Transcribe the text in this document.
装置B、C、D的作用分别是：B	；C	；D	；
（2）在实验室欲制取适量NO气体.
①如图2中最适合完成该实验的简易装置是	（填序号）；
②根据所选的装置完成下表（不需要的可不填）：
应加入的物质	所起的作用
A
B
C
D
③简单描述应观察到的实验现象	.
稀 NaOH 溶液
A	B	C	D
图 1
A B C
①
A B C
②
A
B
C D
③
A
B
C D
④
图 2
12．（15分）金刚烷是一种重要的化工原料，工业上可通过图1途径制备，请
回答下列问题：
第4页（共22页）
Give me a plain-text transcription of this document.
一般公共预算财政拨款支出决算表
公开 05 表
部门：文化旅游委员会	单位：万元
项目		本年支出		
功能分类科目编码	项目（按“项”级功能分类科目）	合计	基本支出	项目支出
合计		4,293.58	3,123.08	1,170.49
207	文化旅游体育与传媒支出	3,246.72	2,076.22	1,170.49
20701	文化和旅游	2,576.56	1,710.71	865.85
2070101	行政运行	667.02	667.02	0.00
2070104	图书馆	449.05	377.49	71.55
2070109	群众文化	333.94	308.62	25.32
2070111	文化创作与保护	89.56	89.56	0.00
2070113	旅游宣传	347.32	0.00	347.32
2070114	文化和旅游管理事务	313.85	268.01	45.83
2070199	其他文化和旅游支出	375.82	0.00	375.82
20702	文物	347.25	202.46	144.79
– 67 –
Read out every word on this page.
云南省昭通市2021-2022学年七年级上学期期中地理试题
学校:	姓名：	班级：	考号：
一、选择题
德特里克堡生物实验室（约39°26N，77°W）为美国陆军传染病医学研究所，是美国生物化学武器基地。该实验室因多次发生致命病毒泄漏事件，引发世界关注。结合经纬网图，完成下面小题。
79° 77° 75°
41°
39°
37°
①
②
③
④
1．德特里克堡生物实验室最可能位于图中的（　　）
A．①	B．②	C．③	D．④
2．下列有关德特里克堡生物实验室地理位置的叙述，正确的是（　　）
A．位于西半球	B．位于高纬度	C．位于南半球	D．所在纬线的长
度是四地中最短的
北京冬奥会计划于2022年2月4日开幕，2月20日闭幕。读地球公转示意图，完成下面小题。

To be done:
Copy out all lines where the word "document" appears.

Written answer:
Transcribe the text in this document.
Give me a plain-text transcription of this document.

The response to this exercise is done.